*Your objective*:
Repeat the records below exactly as they appear.

*Exercise data*:
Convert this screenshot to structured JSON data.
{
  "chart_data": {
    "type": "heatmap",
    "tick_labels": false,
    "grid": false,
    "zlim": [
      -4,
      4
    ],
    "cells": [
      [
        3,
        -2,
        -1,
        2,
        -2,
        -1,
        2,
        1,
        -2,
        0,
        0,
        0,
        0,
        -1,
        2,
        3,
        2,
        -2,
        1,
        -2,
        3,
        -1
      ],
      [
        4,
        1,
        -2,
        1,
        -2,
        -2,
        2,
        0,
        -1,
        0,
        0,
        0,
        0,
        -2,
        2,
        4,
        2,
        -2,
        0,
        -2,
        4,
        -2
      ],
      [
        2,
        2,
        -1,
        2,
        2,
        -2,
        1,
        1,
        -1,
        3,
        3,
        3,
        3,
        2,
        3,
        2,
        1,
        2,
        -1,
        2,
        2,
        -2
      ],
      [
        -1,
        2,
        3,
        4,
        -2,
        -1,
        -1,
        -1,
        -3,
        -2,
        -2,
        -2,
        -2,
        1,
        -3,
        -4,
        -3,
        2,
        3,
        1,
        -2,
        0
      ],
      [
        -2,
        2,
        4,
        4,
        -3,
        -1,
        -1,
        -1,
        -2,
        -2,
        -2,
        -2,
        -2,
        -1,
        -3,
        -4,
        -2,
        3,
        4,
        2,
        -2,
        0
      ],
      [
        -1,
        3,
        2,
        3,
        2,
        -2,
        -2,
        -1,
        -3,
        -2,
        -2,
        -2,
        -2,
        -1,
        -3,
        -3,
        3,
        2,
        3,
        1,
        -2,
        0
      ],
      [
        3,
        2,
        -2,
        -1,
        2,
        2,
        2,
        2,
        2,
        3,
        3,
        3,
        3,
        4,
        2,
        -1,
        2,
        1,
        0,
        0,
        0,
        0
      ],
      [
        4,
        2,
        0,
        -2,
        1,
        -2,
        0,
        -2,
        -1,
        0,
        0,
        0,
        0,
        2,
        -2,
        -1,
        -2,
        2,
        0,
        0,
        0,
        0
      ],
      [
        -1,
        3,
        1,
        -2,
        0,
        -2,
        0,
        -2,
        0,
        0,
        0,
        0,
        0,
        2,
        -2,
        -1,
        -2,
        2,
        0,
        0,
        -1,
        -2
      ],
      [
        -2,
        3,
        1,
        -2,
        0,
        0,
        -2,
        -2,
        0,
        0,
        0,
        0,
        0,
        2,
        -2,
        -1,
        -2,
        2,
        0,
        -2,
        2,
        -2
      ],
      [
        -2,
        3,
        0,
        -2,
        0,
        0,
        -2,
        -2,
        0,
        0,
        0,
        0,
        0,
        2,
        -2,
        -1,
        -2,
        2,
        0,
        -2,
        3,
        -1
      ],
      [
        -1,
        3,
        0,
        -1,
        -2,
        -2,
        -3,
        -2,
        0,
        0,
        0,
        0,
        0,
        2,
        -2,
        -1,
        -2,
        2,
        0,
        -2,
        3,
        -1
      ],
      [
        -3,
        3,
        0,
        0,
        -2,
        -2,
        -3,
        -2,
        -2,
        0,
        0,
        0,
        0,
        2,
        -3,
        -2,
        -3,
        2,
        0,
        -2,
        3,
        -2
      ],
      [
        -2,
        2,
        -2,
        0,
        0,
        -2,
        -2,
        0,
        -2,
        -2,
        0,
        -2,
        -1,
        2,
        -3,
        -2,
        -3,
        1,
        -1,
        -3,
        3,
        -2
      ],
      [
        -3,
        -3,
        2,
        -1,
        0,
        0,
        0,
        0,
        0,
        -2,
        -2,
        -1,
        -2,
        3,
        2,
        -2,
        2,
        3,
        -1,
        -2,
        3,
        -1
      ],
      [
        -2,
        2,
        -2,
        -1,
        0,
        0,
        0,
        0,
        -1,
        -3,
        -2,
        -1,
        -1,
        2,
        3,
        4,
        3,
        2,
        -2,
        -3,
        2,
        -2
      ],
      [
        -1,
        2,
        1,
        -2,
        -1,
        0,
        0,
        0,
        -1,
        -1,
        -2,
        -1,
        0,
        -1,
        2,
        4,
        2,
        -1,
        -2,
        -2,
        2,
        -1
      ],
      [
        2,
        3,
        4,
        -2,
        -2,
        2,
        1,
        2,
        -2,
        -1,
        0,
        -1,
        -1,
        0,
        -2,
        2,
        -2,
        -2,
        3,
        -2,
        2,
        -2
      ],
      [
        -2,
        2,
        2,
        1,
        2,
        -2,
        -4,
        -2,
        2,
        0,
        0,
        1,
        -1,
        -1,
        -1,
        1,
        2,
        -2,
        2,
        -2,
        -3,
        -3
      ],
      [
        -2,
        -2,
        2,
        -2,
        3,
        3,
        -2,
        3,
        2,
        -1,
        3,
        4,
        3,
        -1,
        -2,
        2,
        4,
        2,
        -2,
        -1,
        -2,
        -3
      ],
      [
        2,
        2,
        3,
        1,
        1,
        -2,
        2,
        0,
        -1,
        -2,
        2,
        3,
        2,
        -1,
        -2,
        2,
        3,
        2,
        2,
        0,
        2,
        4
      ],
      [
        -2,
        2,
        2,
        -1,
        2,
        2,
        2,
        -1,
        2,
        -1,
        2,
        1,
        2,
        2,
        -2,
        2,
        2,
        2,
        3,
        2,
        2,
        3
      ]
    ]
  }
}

*Solution for this problem*:
Convert this screenshot to structured JSON data.
{
  "chart_data": {
    "type": "heatmap",
    "tick_labels": false,
    "grid": false,
    "zlim": [
      -4,
      4
    ],
    "cells": [
      [
        3,
        -2,
        -1,
        2,
        -2,
        -1,
        2,
        1,
        -2,
        0,
        0,
        0,
        0,
        -1,
        2,
        3,
        2,
        -2,
        1,
        -2,
        3,
        -1
      ],
      [
        4,
        1,
        -2,
        1,
        -2,
        -2,
        2,
        0,
        -1,
        0,
        0,
        0,
        0,
        -2,
        2,
        4,
        2,
        -2,
        0,
        -2,
        4,
        -2
      ],
      [
        2,
        2,
        -1,
        2,
        2,
        -2,
        1,
        1,
        -1,
        3,
        3,
        3,
        3,
        2,
        3,
        2,
        1,
        2,
        -1,
        2,
        2,
        -2
      ],
      [
        -1,
        2,
        3,
        4,
        -2,
        -1,
        -1,
        -1,
        -3,
        -2,
        -2,
        -2,
        -2,
        1,
        -3,
        -4,
        -3,
        2,
        3,
        1,
        -2,
        0
      ],
      [
        -2,
        2,
        4,
        4,
        -3,
        -1,
        -1,
        -1,
        -2,
        -2,
        -2,
        -2,
        -2,
        -1,
        -3,
        -4,
        -2,
        3,
        4,
        2,
        -2,
        0
      ],
      [
        -1,
        3,
        2,
        3,
        2,
        -2,
        -2,
        -1,
        -3,
        -2,
        -2,
        -2,
        -2,
        -1,
        -3,
        -3,
        3,
        2,
        3,
        1,
        -2,
        0
      ],
      [
        3,
        2,
        -2,
        -1,
        2,
        2,
        2,
        2,
        2,
        3,
        3,
        3,
        3,
        4,
        2,
        -1,
        2,
        1,
        0,
        0,
        0,
        0
      ],
      [
        4,
        2,
        0,
        -2,
        1,
        -2,
        0,
        -2,
        -1,
        0,
        0,
        0,
        0,
        2,
        -2,
        -1,
        -2,
        2,
        0,
        0,
        0,
        0
      ],
      [
        -1,
        3,
        1,
        -2,
        0,
        -2,
        0,
        -2,
        0,
        0,
        0,
        0,
        0,
        2,
        -2,
        -1,
        -2,
        2,
        0,
        0,
        -1,
        -2
      ],
      [
        -2,
        3,
        1,
        -2,
        0,
        0,
        -2,
        -2,
        0,
        0,
        0,
        0,
        0,
        2,
        -2,
        -1,
        -2,
        2,
        0,
        -2,
        2,
        -2
      ],
      [
        -2,
        3,
        0,
        -2,
        0,
        0,
        -2,
        -2,
        0,
        0,
        0,
        0,
        0,
        2,
        -2,
        -1,
        -2,
        2,
        0,
        -2,
        3,
        -1
      ],
      [
        -1,
        3,
        0,
        -1,
        -2,
        -2,
        -3,
        -2,
        0,
        0,
        0,
        0,
        0,
        2,
        -2,
        -1,
        -2,
        2,
        0,
        -2,
        3,
        -1
      ],
      [
        -3,
        3,
        0,
        0,
        -2,
        -2,
        -3,
        -2,
        -2,
        0,
        0,
        0,
        0,
        2,
        -3,
        -2,
        -3,
        2,
        0,
        -2,
        3,
        -2
      ],
      [
        -2,
        2,
        -2,
        0,
        0,
        -2,
        -2,
        0,
        -2,
        -2,
        0,
        -2,
        -1,
        2,
        -3,
        -2,
        -3,
        1,
        -1,
        -3,
        3,
        -2
      ],
      [
        -3,
        -3,
        2,
        -1,
        0,
        0,
        0,
        0,
        0,
        -2,
        -2,
        -1,
        -2,
        3,
        2,
        -2,
        2,
        3,
        -1,
        -2,
        3,
        -1
      ],
      [
        -2,
        2,
        -2,
        -1,
        0,
        0,
        0,
        0,
        -1,
        -3,
        -2,
        -1,
        -1,
        2,
        3,
        4,
        3,
        2,
        -2,
        -3,
        2,
        -2
      ],
      [
        -1,
        2,
        1,
        -2,
        -1,
        0,
        0,
        0,
        -1,
        -1,
        -2,
        -1,
        0,
        -1,
        2,
        4,
        2,
        -1,
        -2,
        -2,
        2,
        -1
      ],
      [
        2,
        3,
        4,
        -2,
        -2,
        2,
        1,
        2,
        -2,
        -1,
        0,
        -1,
        -1,
        0,
        -2,
        2,
        -2,
        -2,
        3,
        -2,
        2,
        -2
      ],
      [
        -2,
        2,
        2,
        1,
        2,
        -2,
        -4,
        -2,
        2,
        0,
        0,
        1,
        -1,
        -1,
        -1,
        1,
        2,
        -2,
        2,
        -2,
        -3,
        -3
      ],
      [
        -2,
        -2,
        2,
        -2,
        3,
        3,
        -2,
        3,
        2,
        -1,
        3,
        4,
        3,
        -1,
        -2,
        2,
        4,
        2,
        -2,
        -1,
        -2,
        -3
      ],
      [
        2,
        2,
        3,
        1,
        1,
        -2,
        2,
        0,
        -1,
        -2,
        2,
        3,
        2,
        -1,
        -2,
        2,
        3,
        2,
        2,
        0,
        2,
        4
      ],
      [
        -2,
        2,
        2,
        -1,
        2,
        2,
        2,
        -1,
        2,
        -1,
        2,
        1,
        2,
        2,
        -2,
        2,
        2,
        2,
        3,
        2,
        2,
        3
      ]
    ]
  }
}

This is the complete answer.